** START OF Given records **

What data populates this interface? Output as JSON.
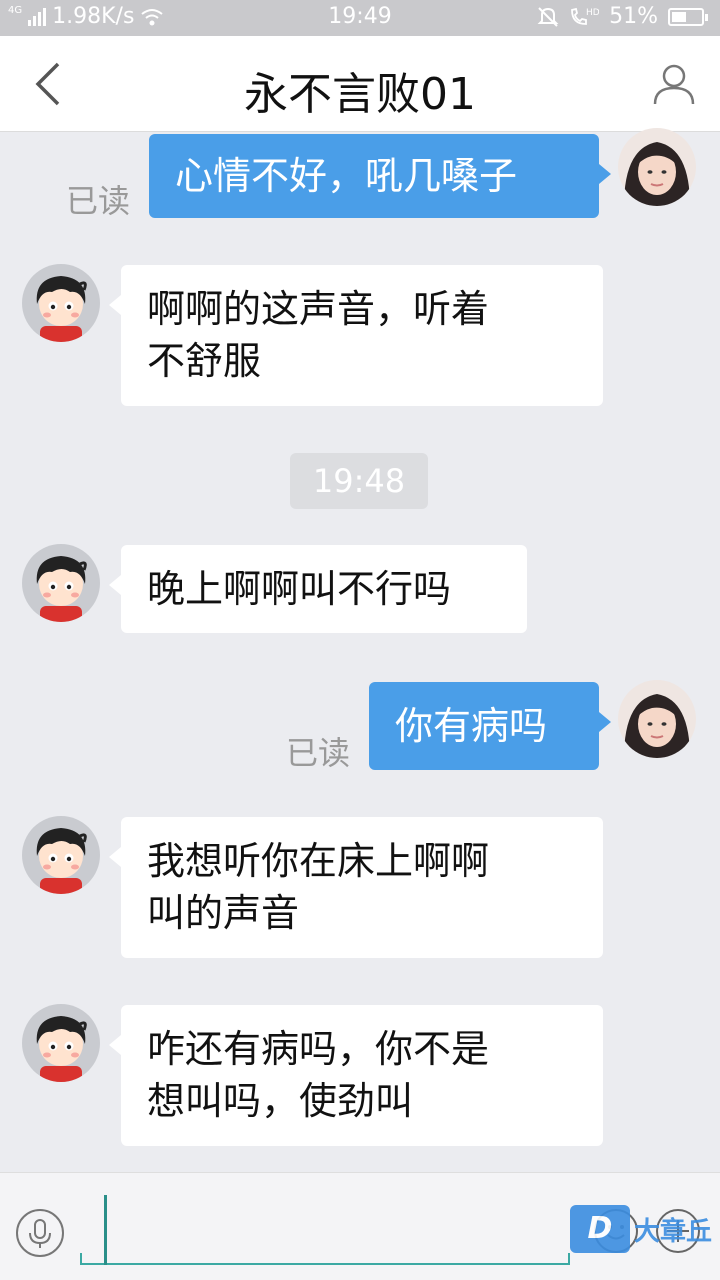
{
  "status_bar": {
    "network_tag": "4G",
    "speed": "1.98K/s",
    "time": "19:49",
    "battery": "51%",
    "battery_level": 0.51
  },
  "header": {
    "title": "永不言败01",
    "back_icon": "chevron-left-icon",
    "profile_icon": "person-icon"
  },
  "messages": [
    {
      "direction": "out",
      "read_label": "已读",
      "text": "心情不好，吼几嗓子"
    },
    {
      "direction": "in",
      "line1": "啊啊的这声音，听着",
      "line2": "不舒服"
    },
    {
      "direction": "time",
      "text": "19:48"
    },
    {
      "direction": "in",
      "text": "晚上啊啊叫不行吗"
    },
    {
      "direction": "out",
      "read_label": "已读",
      "text": "你有病吗"
    },
    {
      "direction": "in",
      "line1": "我想听你在床上啊啊",
      "line2": "叫的声音"
    },
    {
      "direction": "in",
      "line1": "咋还有病吗，你不是",
      "line2": "想叫吗，使劲叫"
    }
  ],
  "input_bar": {
    "text": "",
    "icons": [
      "microphone-icon",
      "emoji-icon",
      "plus-icon"
    ]
  },
  "watermark": {
    "logo": "D",
    "text": "大章丘"
  },
  "colors": {
    "outgoing_bubble": "#4a9ee8",
    "incoming_bubble": "#ffffff",
    "background": "#ebecf0",
    "input_accent": "#3ba9a3"
  }
}
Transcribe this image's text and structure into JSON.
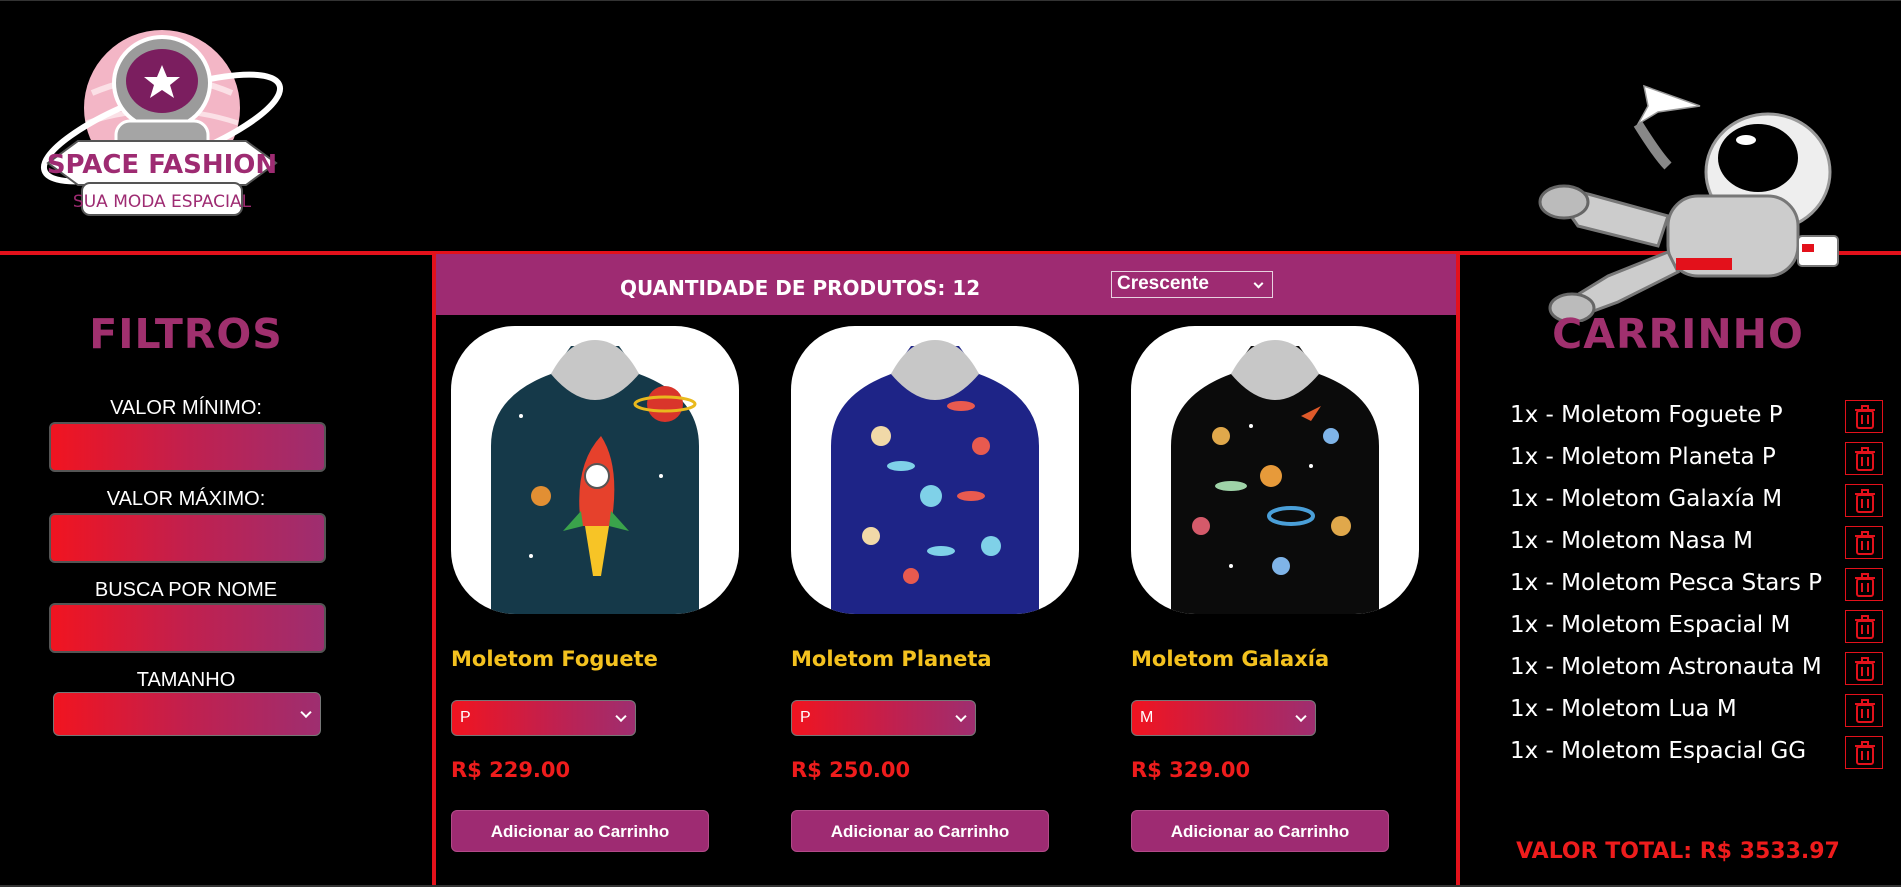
{
  "brand": {
    "name": "SPACE FASHION",
    "tagline": "SUA MODA ESPACIAL"
  },
  "colors": {
    "accent": "#9e2b72",
    "red": "#e3111b",
    "price": "#ee1c1c",
    "product_name": "#f4c21f"
  },
  "filters": {
    "title": "FILTROS",
    "min_label": "VALOR MÍNIMO:",
    "max_label": "VALOR MÁXIMO:",
    "search_label": "BUSCA POR NOME",
    "size_label": "TAMANHO",
    "min_value": "",
    "max_value": "",
    "search_value": "",
    "size_value": ""
  },
  "main": {
    "quantity_label": "QUANTIDADE DE PRODUTOS: 12",
    "order_value": "Crescente",
    "products": [
      {
        "name": "Moletom Foguete",
        "size": "P",
        "price": "R$ 229.00",
        "button": "Adicionar ao Carrinho"
      },
      {
        "name": "Moletom Planeta",
        "size": "P",
        "price": "R$ 250.00",
        "button": "Adicionar ao Carrinho"
      },
      {
        "name": "Moletom Galaxía",
        "size": "M",
        "price": "R$ 329.00",
        "button": "Adicionar ao Carrinho"
      }
    ]
  },
  "cart": {
    "title": "CARRINHO",
    "items": [
      "1x - Moletom Foguete P",
      "1x - Moletom Planeta P",
      "1x - Moletom Galaxía M",
      "1x - Moletom Nasa M",
      "1x - Moletom Pesca Stars P",
      "1x - Moletom Espacial M",
      "1x - Moletom Astronauta M",
      "1x - Moletom Lua M",
      "1x - Moletom Espacial GG"
    ],
    "total": "VALOR TOTAL: R$ 3533.97"
  }
}
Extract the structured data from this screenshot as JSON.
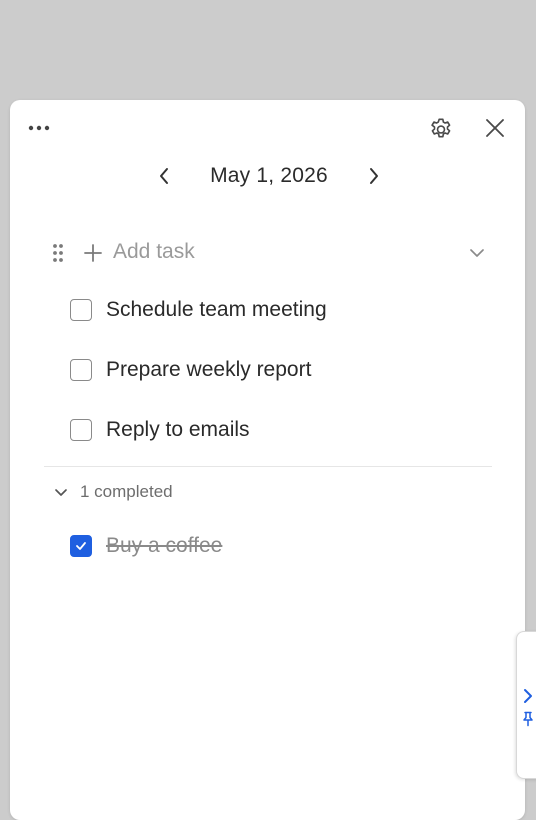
{
  "toolbar": {
    "more_icon": "more-horizontal-icon",
    "settings_icon": "gear-icon",
    "close_icon": "close-icon"
  },
  "date_nav": {
    "prev_icon": "chevron-left-icon",
    "date": "May 1, 2026",
    "next_icon": "chevron-right-icon"
  },
  "add_task": {
    "label": "Add task",
    "drag_icon": "drag-handle-icon",
    "plus_icon": "plus-icon",
    "collapse_icon": "chevron-down-icon"
  },
  "tasks": [
    {
      "label": "Schedule team meeting",
      "checked": false
    },
    {
      "label": "Prepare weekly report",
      "checked": false
    },
    {
      "label": "Reply to emails",
      "checked": false
    }
  ],
  "completed": {
    "label": "1 completed",
    "expanded": true,
    "items": [
      {
        "label": "Buy a coffee",
        "checked": true
      }
    ]
  },
  "side_tab": {
    "expand_icon": "chevron-right-icon",
    "pin_icon": "pin-icon"
  },
  "colors": {
    "accent": "#1f5fe0",
    "background": "#cccccc",
    "panel": "#ffffff"
  }
}
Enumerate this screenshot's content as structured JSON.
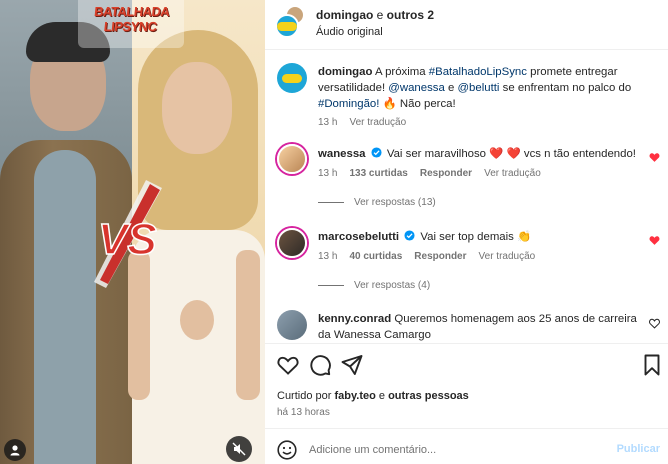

** END OF Given records **

▸ **Stated exercise**:
Gather all lines from the listing above in which "title" occurs.

▸ **The completed task**:
    "title": "永不言败01",
    "title": "FILTROS",
    "title": "CARRINHO",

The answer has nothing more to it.